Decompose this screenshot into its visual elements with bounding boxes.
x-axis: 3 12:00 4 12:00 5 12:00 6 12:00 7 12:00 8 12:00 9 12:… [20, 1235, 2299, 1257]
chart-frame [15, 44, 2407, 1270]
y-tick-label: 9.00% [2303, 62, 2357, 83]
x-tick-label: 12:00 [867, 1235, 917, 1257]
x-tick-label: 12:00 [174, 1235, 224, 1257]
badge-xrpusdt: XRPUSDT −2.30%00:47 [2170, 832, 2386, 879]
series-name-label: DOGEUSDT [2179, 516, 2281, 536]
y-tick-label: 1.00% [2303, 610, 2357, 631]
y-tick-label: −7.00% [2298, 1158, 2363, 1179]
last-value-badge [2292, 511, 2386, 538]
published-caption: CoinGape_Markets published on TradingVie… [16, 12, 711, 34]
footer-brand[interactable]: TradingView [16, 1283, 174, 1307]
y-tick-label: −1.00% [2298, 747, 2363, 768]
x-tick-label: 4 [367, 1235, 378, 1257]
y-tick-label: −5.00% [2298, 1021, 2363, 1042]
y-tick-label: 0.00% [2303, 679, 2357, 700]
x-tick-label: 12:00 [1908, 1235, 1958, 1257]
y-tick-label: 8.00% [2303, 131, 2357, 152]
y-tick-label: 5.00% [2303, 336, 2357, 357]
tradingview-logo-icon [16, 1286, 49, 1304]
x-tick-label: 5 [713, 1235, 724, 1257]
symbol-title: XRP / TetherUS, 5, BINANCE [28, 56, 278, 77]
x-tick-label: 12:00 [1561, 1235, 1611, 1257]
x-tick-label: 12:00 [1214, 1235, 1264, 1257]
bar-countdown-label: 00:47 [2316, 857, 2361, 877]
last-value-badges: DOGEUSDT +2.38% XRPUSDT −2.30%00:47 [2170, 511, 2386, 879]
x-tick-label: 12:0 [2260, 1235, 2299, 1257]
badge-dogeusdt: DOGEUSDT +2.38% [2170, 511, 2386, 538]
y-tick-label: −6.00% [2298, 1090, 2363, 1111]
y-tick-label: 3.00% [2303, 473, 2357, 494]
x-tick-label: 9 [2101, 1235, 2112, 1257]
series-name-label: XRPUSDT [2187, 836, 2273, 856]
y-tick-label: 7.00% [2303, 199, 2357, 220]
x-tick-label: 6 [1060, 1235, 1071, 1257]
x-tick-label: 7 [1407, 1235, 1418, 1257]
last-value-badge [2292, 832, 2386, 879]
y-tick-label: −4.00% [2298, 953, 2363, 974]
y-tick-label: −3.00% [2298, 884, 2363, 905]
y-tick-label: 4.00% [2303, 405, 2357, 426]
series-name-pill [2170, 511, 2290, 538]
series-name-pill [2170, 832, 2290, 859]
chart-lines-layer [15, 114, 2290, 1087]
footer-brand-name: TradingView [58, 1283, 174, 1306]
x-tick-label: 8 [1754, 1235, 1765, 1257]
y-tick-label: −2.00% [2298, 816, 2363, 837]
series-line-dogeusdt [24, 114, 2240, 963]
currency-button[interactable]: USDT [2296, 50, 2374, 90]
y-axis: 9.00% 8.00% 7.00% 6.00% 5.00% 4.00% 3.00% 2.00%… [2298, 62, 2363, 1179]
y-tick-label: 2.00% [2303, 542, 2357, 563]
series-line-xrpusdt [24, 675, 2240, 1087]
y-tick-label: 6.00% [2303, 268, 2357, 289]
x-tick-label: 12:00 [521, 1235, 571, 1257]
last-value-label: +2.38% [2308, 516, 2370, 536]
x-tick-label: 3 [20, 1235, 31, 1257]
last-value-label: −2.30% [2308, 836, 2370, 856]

Task brief - Extract every line of the entries, starting with the first and going on through the line that contains "footer-brand[interactable]: TradingView [16, 1283, 174, 1307]", including both ends. Reproduce each line unchanged.

Task solution -
Decompose this screenshot into its visual elements with bounding boxes.
x-axis: 3 12:00 4 12:00 5 12:00 6 12:00 7 12:00 8 12:00 9 12:… [20, 1235, 2299, 1257]
chart-frame [15, 44, 2407, 1270]
y-tick-label: 9.00% [2303, 62, 2357, 83]
x-tick-label: 12:00 [867, 1235, 917, 1257]
x-tick-label: 12:00 [174, 1235, 224, 1257]
badge-xrpusdt: XRPUSDT −2.30%00:47 [2170, 832, 2386, 879]
series-name-label: DOGEUSDT [2179, 516, 2281, 536]
y-tick-label: 1.00% [2303, 610, 2357, 631]
y-tick-label: −7.00% [2298, 1158, 2363, 1179]
last-value-badge [2292, 511, 2386, 538]
published-caption: CoinGape_Markets published on TradingVie… [16, 12, 711, 34]
footer-brand[interactable]: TradingView [16, 1283, 174, 1307]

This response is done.